## AIM
An exact copy of every record is needed.

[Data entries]
══════
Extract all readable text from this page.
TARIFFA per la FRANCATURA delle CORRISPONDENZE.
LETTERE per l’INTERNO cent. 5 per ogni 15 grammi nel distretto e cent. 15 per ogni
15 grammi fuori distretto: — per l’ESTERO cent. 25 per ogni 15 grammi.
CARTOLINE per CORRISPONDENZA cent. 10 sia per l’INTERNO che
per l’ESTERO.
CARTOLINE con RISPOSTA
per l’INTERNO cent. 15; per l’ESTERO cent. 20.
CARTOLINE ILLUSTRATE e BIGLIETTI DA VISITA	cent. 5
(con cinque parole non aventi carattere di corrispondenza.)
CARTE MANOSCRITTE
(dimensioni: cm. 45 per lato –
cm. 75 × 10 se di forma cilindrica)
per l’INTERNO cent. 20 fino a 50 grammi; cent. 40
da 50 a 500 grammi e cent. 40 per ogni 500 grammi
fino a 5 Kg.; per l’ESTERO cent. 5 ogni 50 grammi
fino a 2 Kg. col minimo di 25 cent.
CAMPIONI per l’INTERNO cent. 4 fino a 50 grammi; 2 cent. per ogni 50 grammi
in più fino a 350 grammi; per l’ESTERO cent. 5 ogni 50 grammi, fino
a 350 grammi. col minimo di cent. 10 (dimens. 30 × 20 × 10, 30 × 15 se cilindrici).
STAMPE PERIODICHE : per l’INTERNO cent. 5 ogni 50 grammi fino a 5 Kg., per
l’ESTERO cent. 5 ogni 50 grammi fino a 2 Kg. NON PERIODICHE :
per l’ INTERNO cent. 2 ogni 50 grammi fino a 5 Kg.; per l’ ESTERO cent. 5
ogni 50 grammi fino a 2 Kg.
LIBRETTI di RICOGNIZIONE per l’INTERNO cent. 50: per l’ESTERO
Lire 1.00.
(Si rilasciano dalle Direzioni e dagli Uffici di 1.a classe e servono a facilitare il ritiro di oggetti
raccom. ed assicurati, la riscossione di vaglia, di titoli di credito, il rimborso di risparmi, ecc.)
══════
## SOLVED PROBLEM
Extract all readable text from this page.
TARIFFA per la FRANCATURA delle CORRISPONDENZE.
LETTERE per l’INTERNO cent. 5 per ogni 15 grammi nel distretto e cent. 15 per ogni
15 grammi fuori distretto: — per l’ESTERO cent. 25 per ogni 15 grammi.
CARTOLINE per CORRISPONDENZA cent. 10 sia per l’INTERNO che
per l’ESTERO.
CARTOLINE con RISPOSTA
per l’INTERNO cent. 15; per l’ESTERO cent. 20.
CARTOLINE ILLUSTRATE e BIGLIETTI DA VISITA	cent. 5
(con cinque parole non aventi carattere di corrispondenza.)
CARTE MANOSCRITTE
(dimensioni: cm. 45 per lato –
cm. 75 × 10 se di forma cilindrica)
per l’INTERNO cent. 20 fino a 50 grammi; cent. 40
da 50 a 500 grammi e cent. 40 per ogni 500 grammi
fino a 5 Kg.; per l’ESTERO cent. 5 ogni 50 grammi
fino a 2 Kg. col minimo di 25 cent.
CAMPIONI per l’INTERNO cent. 4 fino a 50 grammi; 2 cent. per ogni 50 grammi
in più fino a 350 grammi; per l’ESTERO cent. 5 ogni 50 grammi, fino
a 350 grammi. col minimo di cent. 10 (dimens. 30 × 20 × 10, 30 × 15 se cilindrici).
STAMPE PERIODICHE : per l’INTERNO cent. 5 ogni 50 grammi fino a 5 Kg., per
l’ESTERO cent. 5 ogni 50 grammi fino a 2 Kg. NON PERIODICHE :
per l’ INTERNO cent. 2 ogni 50 grammi fino a 5 Kg.; per l’ ESTERO cent. 5
ogni 50 grammi fino a 2 Kg.
LIBRETTI di RICOGNIZIONE per l’INTERNO cent. 50: per l’ESTERO
Lire 1.00.
(Si rilasciano dalle Direzioni e dagli Uffici di 1.a classe e servono a facilitare il ritiro di oggetti
raccom. ed assicurati, la riscossione di vaglia, di titoli di credito, il rimborso di risparmi, ecc.)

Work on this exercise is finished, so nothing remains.